YOUR INSTRUCTIONS. Within the records below, find each line that holds the string "分支主题", then copy it.
--- START OF INPUT FOR THIS TASK ---
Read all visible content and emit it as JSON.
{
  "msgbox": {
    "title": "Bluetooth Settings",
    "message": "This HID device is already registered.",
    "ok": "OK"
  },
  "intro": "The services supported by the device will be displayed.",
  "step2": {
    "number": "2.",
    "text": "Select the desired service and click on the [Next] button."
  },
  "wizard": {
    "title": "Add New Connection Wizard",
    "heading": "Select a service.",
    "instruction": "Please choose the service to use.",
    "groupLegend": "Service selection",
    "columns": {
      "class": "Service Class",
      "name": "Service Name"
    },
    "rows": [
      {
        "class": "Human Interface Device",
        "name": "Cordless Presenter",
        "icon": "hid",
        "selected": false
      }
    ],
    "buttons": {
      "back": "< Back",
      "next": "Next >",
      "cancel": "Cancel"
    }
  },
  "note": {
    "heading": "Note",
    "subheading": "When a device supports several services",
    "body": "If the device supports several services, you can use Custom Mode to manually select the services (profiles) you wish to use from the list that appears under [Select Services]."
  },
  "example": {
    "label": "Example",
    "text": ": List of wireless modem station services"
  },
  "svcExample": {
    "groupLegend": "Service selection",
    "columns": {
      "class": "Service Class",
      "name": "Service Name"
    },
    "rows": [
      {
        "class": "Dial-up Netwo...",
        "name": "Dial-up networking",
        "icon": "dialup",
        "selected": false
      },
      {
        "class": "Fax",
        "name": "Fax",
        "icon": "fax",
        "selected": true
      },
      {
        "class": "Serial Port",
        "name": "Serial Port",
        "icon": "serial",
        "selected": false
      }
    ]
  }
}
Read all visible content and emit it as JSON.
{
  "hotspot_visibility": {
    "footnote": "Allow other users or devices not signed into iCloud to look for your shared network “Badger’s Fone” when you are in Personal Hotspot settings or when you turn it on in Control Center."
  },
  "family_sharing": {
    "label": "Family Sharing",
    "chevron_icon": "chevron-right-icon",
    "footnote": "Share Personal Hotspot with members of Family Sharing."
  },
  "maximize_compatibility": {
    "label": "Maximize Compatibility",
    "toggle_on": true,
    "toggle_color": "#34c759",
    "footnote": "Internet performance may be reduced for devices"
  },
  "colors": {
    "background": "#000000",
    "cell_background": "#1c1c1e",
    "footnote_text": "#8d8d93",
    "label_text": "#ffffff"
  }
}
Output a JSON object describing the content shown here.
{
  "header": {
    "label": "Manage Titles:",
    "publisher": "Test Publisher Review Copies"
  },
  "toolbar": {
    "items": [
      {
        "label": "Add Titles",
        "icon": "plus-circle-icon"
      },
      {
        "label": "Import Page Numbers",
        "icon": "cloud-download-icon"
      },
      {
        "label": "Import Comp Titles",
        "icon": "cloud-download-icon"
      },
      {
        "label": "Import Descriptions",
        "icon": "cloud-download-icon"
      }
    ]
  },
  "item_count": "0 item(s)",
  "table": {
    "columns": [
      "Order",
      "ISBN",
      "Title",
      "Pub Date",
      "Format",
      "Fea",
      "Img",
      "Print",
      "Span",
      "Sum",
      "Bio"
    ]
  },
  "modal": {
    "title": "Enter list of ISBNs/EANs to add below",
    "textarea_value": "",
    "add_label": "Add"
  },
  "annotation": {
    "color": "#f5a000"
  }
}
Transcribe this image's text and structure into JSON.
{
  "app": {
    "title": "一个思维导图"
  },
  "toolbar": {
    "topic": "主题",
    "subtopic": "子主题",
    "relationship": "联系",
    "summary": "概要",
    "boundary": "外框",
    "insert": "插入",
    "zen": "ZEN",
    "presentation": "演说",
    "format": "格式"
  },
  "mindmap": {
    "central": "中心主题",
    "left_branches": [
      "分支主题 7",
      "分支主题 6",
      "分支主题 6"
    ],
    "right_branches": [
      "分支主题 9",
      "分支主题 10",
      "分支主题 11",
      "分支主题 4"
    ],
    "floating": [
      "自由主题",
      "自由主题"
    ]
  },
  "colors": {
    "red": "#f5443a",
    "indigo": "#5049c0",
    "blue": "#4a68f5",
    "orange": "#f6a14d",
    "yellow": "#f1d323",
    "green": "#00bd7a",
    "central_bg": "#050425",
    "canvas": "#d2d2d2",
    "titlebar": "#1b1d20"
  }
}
--- END OF INPUT FOR THIS TASK ---
COMPLETE OUTPUT.
      "分支主题 7",
      "分支主题 6",
      "分支主题 6"
      "分支主题 9",
      "分支主题 10",
      "分支主题 11",
      "分支主题 4"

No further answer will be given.